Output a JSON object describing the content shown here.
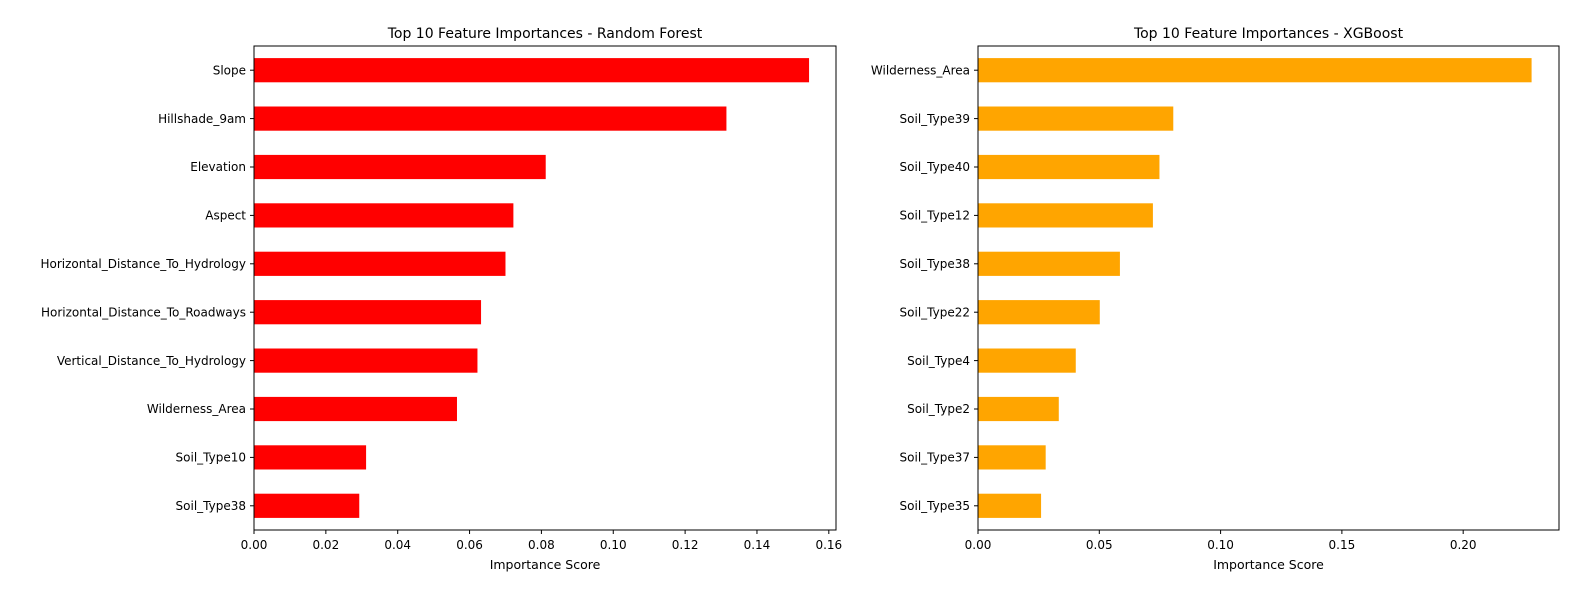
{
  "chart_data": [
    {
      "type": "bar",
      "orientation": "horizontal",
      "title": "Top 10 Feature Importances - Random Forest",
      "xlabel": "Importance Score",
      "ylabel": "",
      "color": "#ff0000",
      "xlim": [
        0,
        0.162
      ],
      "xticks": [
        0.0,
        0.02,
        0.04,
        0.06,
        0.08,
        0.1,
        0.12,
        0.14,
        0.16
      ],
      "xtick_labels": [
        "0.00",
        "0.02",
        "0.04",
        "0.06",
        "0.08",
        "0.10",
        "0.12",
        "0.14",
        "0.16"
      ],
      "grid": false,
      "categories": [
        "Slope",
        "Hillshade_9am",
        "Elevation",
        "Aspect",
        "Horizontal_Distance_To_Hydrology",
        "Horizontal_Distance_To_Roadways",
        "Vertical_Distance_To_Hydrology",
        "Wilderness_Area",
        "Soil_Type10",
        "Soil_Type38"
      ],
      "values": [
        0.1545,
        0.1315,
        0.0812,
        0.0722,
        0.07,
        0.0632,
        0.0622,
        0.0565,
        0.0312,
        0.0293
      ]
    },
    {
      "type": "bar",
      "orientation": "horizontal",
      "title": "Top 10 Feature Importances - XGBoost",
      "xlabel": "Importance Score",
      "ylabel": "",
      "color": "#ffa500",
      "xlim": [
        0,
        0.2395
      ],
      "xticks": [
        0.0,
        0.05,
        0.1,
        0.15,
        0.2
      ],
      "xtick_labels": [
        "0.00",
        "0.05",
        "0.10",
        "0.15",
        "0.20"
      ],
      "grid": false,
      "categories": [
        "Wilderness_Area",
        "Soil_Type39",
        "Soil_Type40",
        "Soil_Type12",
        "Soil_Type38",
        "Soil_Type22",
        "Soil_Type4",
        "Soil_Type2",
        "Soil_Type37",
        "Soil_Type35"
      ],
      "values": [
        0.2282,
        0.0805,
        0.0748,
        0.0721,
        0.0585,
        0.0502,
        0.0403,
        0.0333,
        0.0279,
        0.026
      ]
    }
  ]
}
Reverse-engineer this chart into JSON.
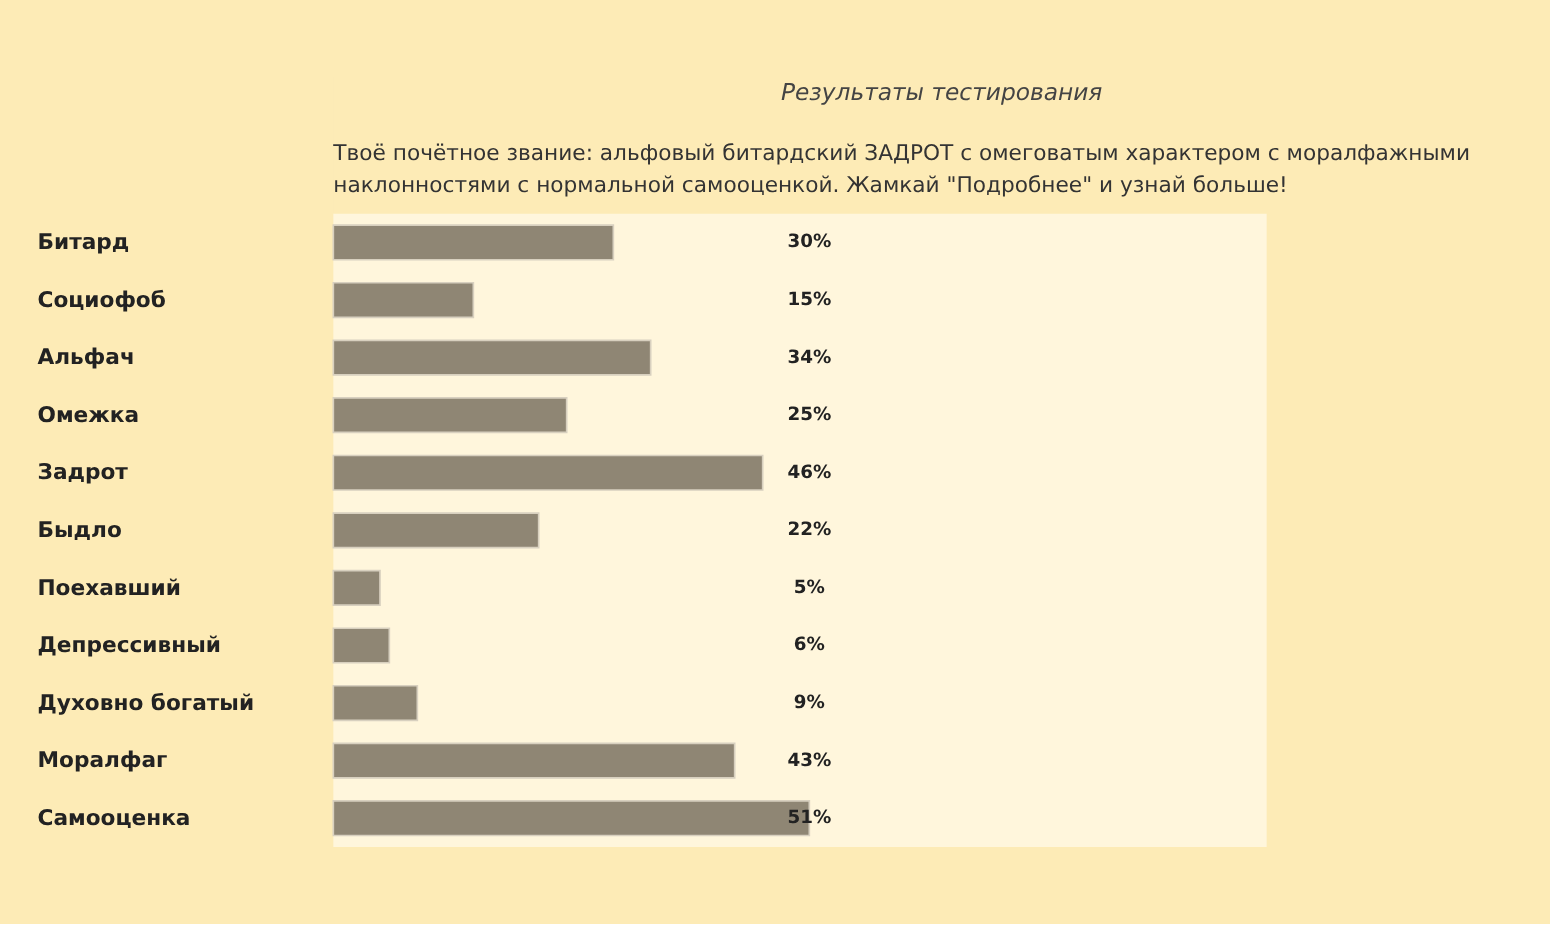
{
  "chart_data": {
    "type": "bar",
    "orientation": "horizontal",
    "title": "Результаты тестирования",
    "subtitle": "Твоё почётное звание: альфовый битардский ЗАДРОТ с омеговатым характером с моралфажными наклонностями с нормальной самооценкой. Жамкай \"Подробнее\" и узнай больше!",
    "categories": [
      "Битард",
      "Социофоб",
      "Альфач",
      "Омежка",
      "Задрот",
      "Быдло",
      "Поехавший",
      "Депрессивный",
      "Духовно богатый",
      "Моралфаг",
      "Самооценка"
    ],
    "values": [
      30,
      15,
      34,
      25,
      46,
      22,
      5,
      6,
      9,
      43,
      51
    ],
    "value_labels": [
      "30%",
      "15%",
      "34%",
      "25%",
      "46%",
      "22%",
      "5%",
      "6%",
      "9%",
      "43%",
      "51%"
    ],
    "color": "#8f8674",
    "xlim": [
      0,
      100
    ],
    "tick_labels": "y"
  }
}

·····

**Written problem**
Transcribe each entry precisely as given, leaving the pictures out.

**Answer for this exercise**
Output a JSON object describing the content shown here.
{
  "chart_data": [
    {
      "type": "bar",
      "orientation": "horizontal",
      "title": "Top 10 Feature Importances - Random Forest",
      "xlabel": "Importance Score",
      "ylabel": "",
      "color": "#ff0000",
      "xlim": [
        0,
        0.162
      ],
      "xticks": [
        0.0,
        0.02,
        0.04,
        0.06,
        0.08,
        0.1,
        0.12,
        0.14,
        0.16
      ],
      "xtick_labels": [
        "0.00",
        "0.02",
        "0.04",
        "0.06",
        "0.08",
        "0.10",
        "0.12",
        "0.14",
        "0.16"
      ],
      "grid": false,
      "categories": [
        "Slope",
        "Hillshade_9am",
        "Elevation",
        "Aspect",
        "Horizontal_Distance_To_Hydrology",
        "Horizontal_Distance_To_Roadways",
        "Vertical_Distance_To_Hydrology",
        "Wilderness_Area",
        "Soil_Type10",
        "Soil_Type38"
      ],
      "values": [
        0.1545,
        0.1315,
        0.0812,
        0.0722,
        0.07,
        0.0632,
        0.0622,
        0.0565,
        0.0312,
        0.0293
      ]
    },
    {
      "type": "bar",
      "orientation": "horizontal",
      "title": "Top 10 Feature Importances - XGBoost",
      "xlabel": "Importance Score",
      "ylabel": "",
      "color": "#ffa500",
      "xlim": [
        0,
        0.2395
      ],
      "xticks": [
        0.0,
        0.05,
        0.1,
        0.15,
        0.2
      ],
      "xtick_labels": [
        "0.00",
        "0.05",
        "0.10",
        "0.15",
        "0.20"
      ],
      "grid": false,
      "categories": [
        "Wilderness_Area",
        "Soil_Type39",
        "Soil_Type40",
        "Soil_Type12",
        "Soil_Type38",
        "Soil_Type22",
        "Soil_Type4",
        "Soil_Type2",
        "Soil_Type37",
        "Soil_Type35"
      ],
      "values": [
        0.2282,
        0.0805,
        0.0748,
        0.0721,
        0.0585,
        0.0502,
        0.0403,
        0.0333,
        0.0279,
        0.026
      ]
    }
  ]
}
Reverse-engineer this chart into JSON.
{
  "chart_data": {
    "type": "bar",
    "orientation": "horizontal",
    "title": "Результаты тестирования",
    "subtitle": "Твоё почётное звание: альфовый битардский ЗАДРОТ с омеговатым характером с моралфажными наклонностями с нормальной самооценкой. Жамкай \"Подробнее\" и узнай больше!",
    "categories": [
      "Битард",
      "Социофоб",
      "Альфач",
      "Омежка",
      "Задрот",
      "Быдло",
      "Поехавший",
      "Депрессивный",
      "Духовно богатый",
      "Моралфаг",
      "Самооценка"
    ],
    "values": [
      30,
      15,
      34,
      25,
      46,
      22,
      5,
      6,
      9,
      43,
      51
    ],
    "value_labels": [
      "30%",
      "15%",
      "34%",
      "25%",
      "46%",
      "22%",
      "5%",
      "6%",
      "9%",
      "43%",
      "51%"
    ],
    "color": "#8f8674",
    "xlim": [
      0,
      100
    ],
    "tick_labels": "y"
  }
}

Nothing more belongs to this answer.